_EXERCISE PROMPT_:
Transcribe the material in full. Nothing should differ except that the pictures are left out.

_DATA SECTION_:

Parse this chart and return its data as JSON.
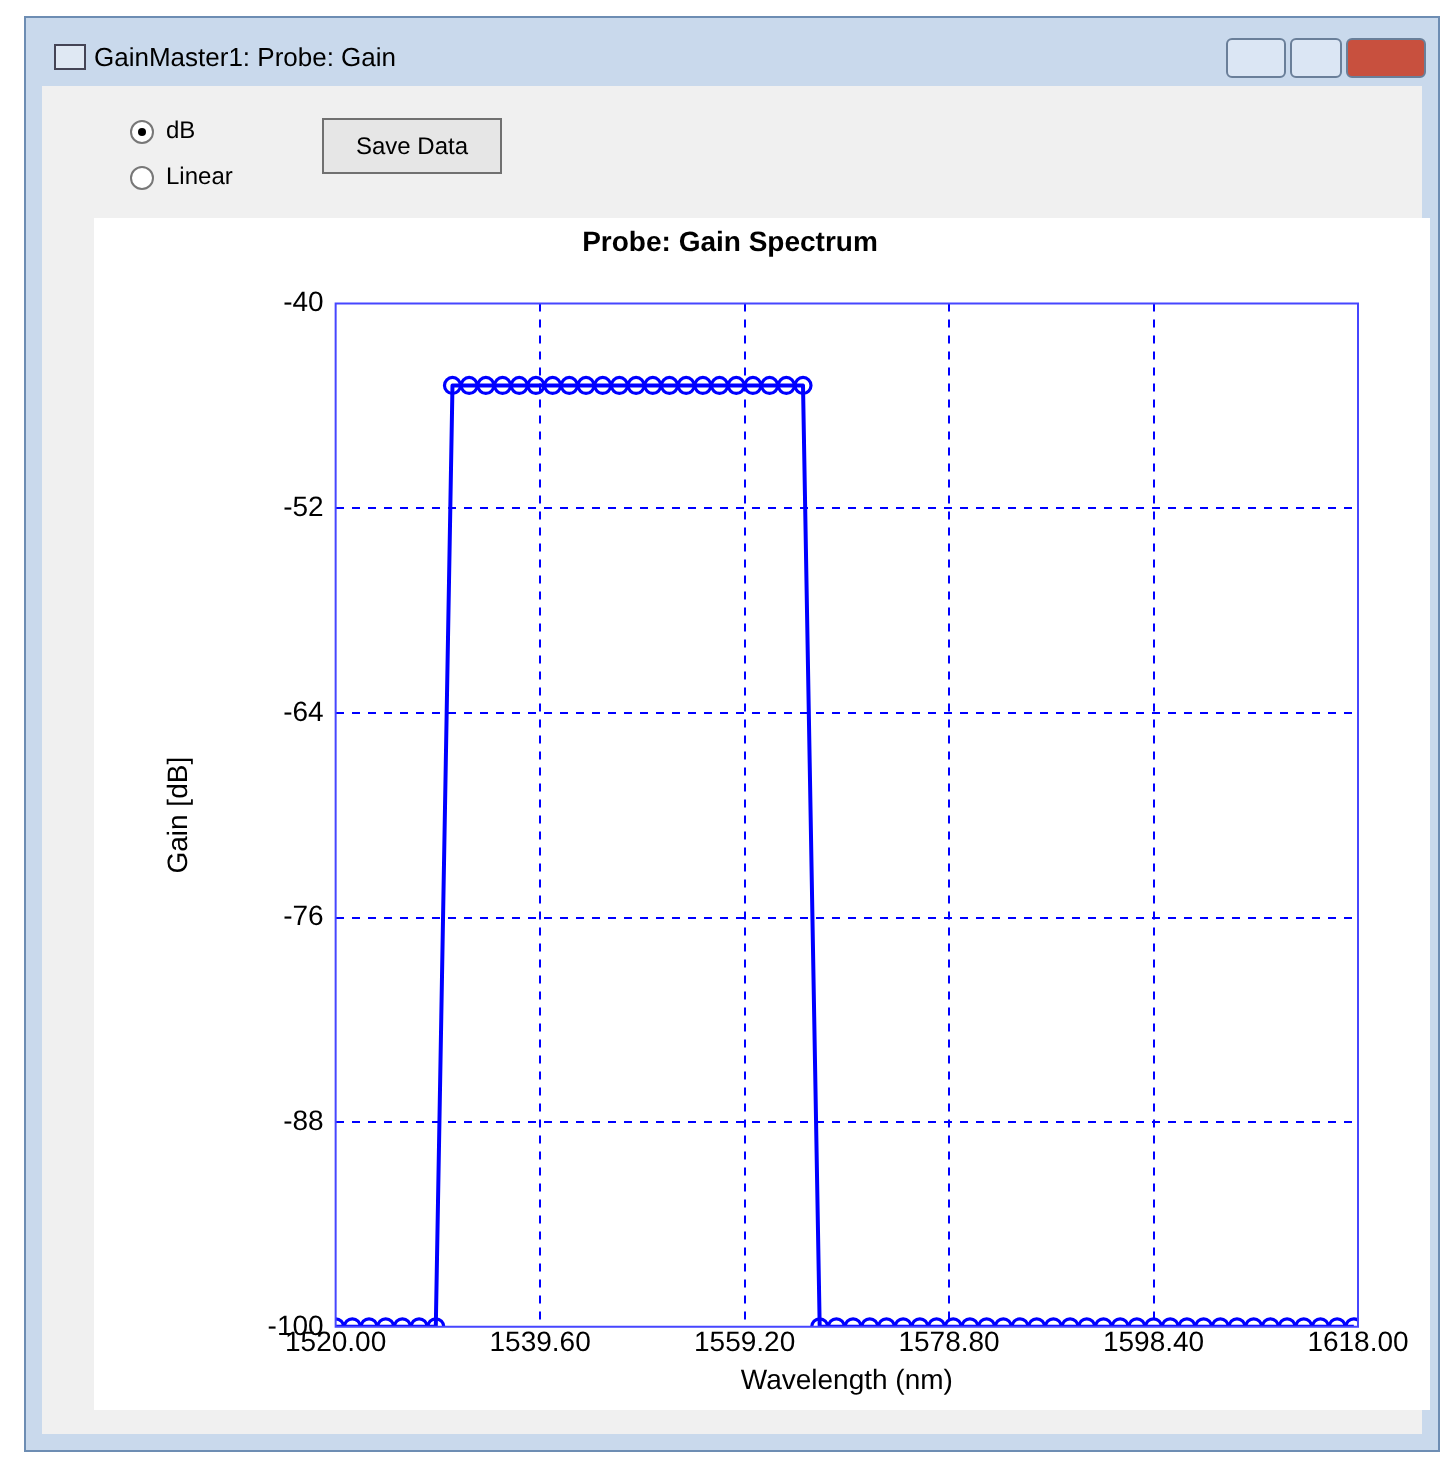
{
  "chart_data": {
    "type": "line",
    "title": "Probe: Gain Spectrum",
    "xlabel": "Wavelength (nm)",
    "ylabel": "Gain [dB]",
    "annotations": [
      "GainMaster1:  Probe:  Gain",
      "dB",
      "Linear",
      "Save Data"
    ],
    "x": [
      1520,
      1521.6,
      1523.2,
      1524.8,
      1526.4,
      1528,
      1529.6,
      1531.2,
      1532.8,
      1534.4,
      1536,
      1537.6,
      1539.2,
      1540.8,
      1542.4,
      1544,
      1545.6,
      1547.2,
      1548.8,
      1550.4,
      1552,
      1553.6,
      1555.2,
      1556.8,
      1558.4,
      1560,
      1561.6,
      1563.2,
      1564.8,
      1566.4,
      1568,
      1569.6,
      1571.2,
      1572.8,
      1574.4,
      1576,
      1577.6,
      1579.2,
      1580.8,
      1582.4,
      1584,
      1585.6,
      1587.2,
      1588.8,
      1590.4,
      1592,
      1593.6,
      1595.2,
      1596.8,
      1598.4,
      1600,
      1601.6,
      1603.2,
      1604.8,
      1606.4,
      1608,
      1609.6,
      1611.2,
      1612.8,
      1614.4,
      1616,
      1617.6
    ],
    "series": [
      {
        "color": "#0000ff",
        "values": [
          -100,
          -100,
          -100,
          -100,
          -100,
          -100,
          -100,
          -44.8,
          -44.8,
          -44.8,
          -44.8,
          -44.8,
          -44.8,
          -44.8,
          -44.8,
          -44.8,
          -44.8,
          -44.8,
          -44.8,
          -44.8,
          -44.8,
          -44.8,
          -44.8,
          -44.8,
          -44.8,
          -44.8,
          -44.8,
          -44.8,
          -44.8,
          -100,
          -100,
          -100,
          -100,
          -100,
          -100,
          -100,
          -100,
          -100,
          -100,
          -100,
          -100,
          -100,
          -100,
          -100,
          -100,
          -100,
          -100,
          -100,
          -100,
          -100,
          -100,
          -100,
          -100,
          -100,
          -100,
          -100,
          -100,
          -100,
          -100,
          -100,
          -100,
          -100
        ]
      }
    ],
    "xlim": [
      1520,
      1618
    ],
    "xticks": [
      {
        "value": 1520,
        "label": "1520.00"
      },
      {
        "value": 1539.6,
        "label": "1539.60"
      },
      {
        "value": 1559.2,
        "label": "1559.20"
      },
      {
        "value": 1578.8,
        "label": "1578.80"
      },
      {
        "value": 1598.4,
        "label": "1598.40"
      },
      {
        "value": 1618,
        "label": "1618.00"
      }
    ],
    "ylim": [
      -100,
      -40
    ],
    "yticks": [
      -40,
      -52,
      -64,
      -76,
      -88,
      -100
    ],
    "grid": true,
    "marker": "circle",
    "line_style": "solid",
    "legend": false
  }
}
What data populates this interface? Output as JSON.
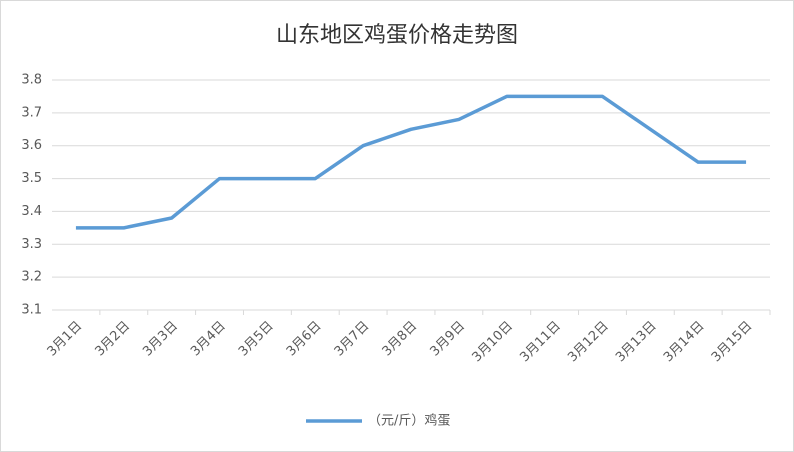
{
  "chart_data": {
    "type": "line",
    "title": "山东地区鸡蛋价格走势图",
    "categories": [
      "3月1日",
      "3月2日",
      "3月3日",
      "3月4日",
      "3月5日",
      "3月6日",
      "3月7日",
      "3月8日",
      "3月9日",
      "3月10日",
      "3月11日",
      "3月12日",
      "3月13日",
      "3月14日",
      "3月15日"
    ],
    "series": [
      {
        "name": "（元/斤）鸡蛋",
        "color": "#5b9bd5",
        "values": [
          3.35,
          3.35,
          3.38,
          3.5,
          3.5,
          3.5,
          3.6,
          3.65,
          3.68,
          3.75,
          3.75,
          3.75,
          3.65,
          3.55,
          3.55
        ]
      }
    ],
    "ylim": [
      3.1,
      3.8
    ],
    "yticks": [
      3.1,
      3.2,
      3.3,
      3.4,
      3.5,
      3.6,
      3.7,
      3.8
    ],
    "grid": true
  }
}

_COMPLETE OUTPUT_:
Parse this chart and return its data as JSON.
{
  "chart_data": {
    "type": "line",
    "title": "Probe: Gain Spectrum",
    "xlabel": "Wavelength (nm)",
    "ylabel": "Gain [dB]",
    "annotations": [
      "GainMaster1:  Probe:  Gain",
      "dB",
      "Linear",
      "Save Data"
    ],
    "x": [
      1520,
      1521.6,
      1523.2,
      1524.8,
      1526.4,
      1528,
      1529.6,
      1531.2,
      1532.8,
      1534.4,
      1536,
      1537.6,
      1539.2,
      1540.8,
      1542.4,
      1544,
      1545.6,
      1547.2,
      1548.8,
      1550.4,
      1552,
      1553.6,
      1555.2,
      1556.8,
      1558.4,
      1560,
      1561.6,
      1563.2,
      1564.8,
      1566.4,
      1568,
      1569.6,
      1571.2,
      1572.8,
      1574.4,
      1576,
      1577.6,
      1579.2,
      1580.8,
      1582.4,
      1584,
      1585.6,
      1587.2,
      1588.8,
      1590.4,
      1592,
      1593.6,
      1595.2,
      1596.8,
      1598.4,
      1600,
      1601.6,
      1603.2,
      1604.8,
      1606.4,
      1608,
      1609.6,
      1611.2,
      1612.8,
      1614.4,
      1616,
      1617.6
    ],
    "series": [
      {
        "color": "#0000ff",
        "values": [
          -100,
          -100,
          -100,
          -100,
          -100,
          -100,
          -100,
          -44.8,
          -44.8,
          -44.8,
          -44.8,
          -44.8,
          -44.8,
          -44.8,
          -44.8,
          -44.8,
          -44.8,
          -44.8,
          -44.8,
          -44.8,
          -44.8,
          -44.8,
          -44.8,
          -44.8,
          -44.8,
          -44.8,
          -44.8,
          -44.8,
          -44.8,
          -100,
          -100,
          -100,
          -100,
          -100,
          -100,
          -100,
          -100,
          -100,
          -100,
          -100,
          -100,
          -100,
          -100,
          -100,
          -100,
          -100,
          -100,
          -100,
          -100,
          -100,
          -100,
          -100,
          -100,
          -100,
          -100,
          -100,
          -100,
          -100,
          -100,
          -100,
          -100,
          -100
        ]
      }
    ],
    "xlim": [
      1520,
      1618
    ],
    "xticks": [
      {
        "value": 1520,
        "label": "1520.00"
      },
      {
        "value": 1539.6,
        "label": "1539.60"
      },
      {
        "value": 1559.2,
        "label": "1559.20"
      },
      {
        "value": 1578.8,
        "label": "1578.80"
      },
      {
        "value": 1598.4,
        "label": "1598.40"
      },
      {
        "value": 1618,
        "label": "1618.00"
      }
    ],
    "ylim": [
      -100,
      -40
    ],
    "yticks": [
      -40,
      -52,
      -64,
      -76,
      -88,
      -100
    ],
    "grid": true,
    "marker": "circle",
    "line_style": "solid",
    "legend": false
  }
}
What data populates this interface? Output as JSON.
{
  "chart_data": {
    "type": "line",
    "title": "山东地区鸡蛋价格走势图",
    "categories": [
      "3月1日",
      "3月2日",
      "3月3日",
      "3月4日",
      "3月5日",
      "3月6日",
      "3月7日",
      "3月8日",
      "3月9日",
      "3月10日",
      "3月11日",
      "3月12日",
      "3月13日",
      "3月14日",
      "3月15日"
    ],
    "series": [
      {
        "name": "（元/斤）鸡蛋",
        "color": "#5b9bd5",
        "values": [
          3.35,
          3.35,
          3.38,
          3.5,
          3.5,
          3.5,
          3.6,
          3.65,
          3.68,
          3.75,
          3.75,
          3.75,
          3.65,
          3.55,
          3.55
        ]
      }
    ],
    "ylim": [
      3.1,
      3.8
    ],
    "yticks": [
      3.1,
      3.2,
      3.3,
      3.4,
      3.5,
      3.6,
      3.7,
      3.8
    ],
    "grid": true
  }
}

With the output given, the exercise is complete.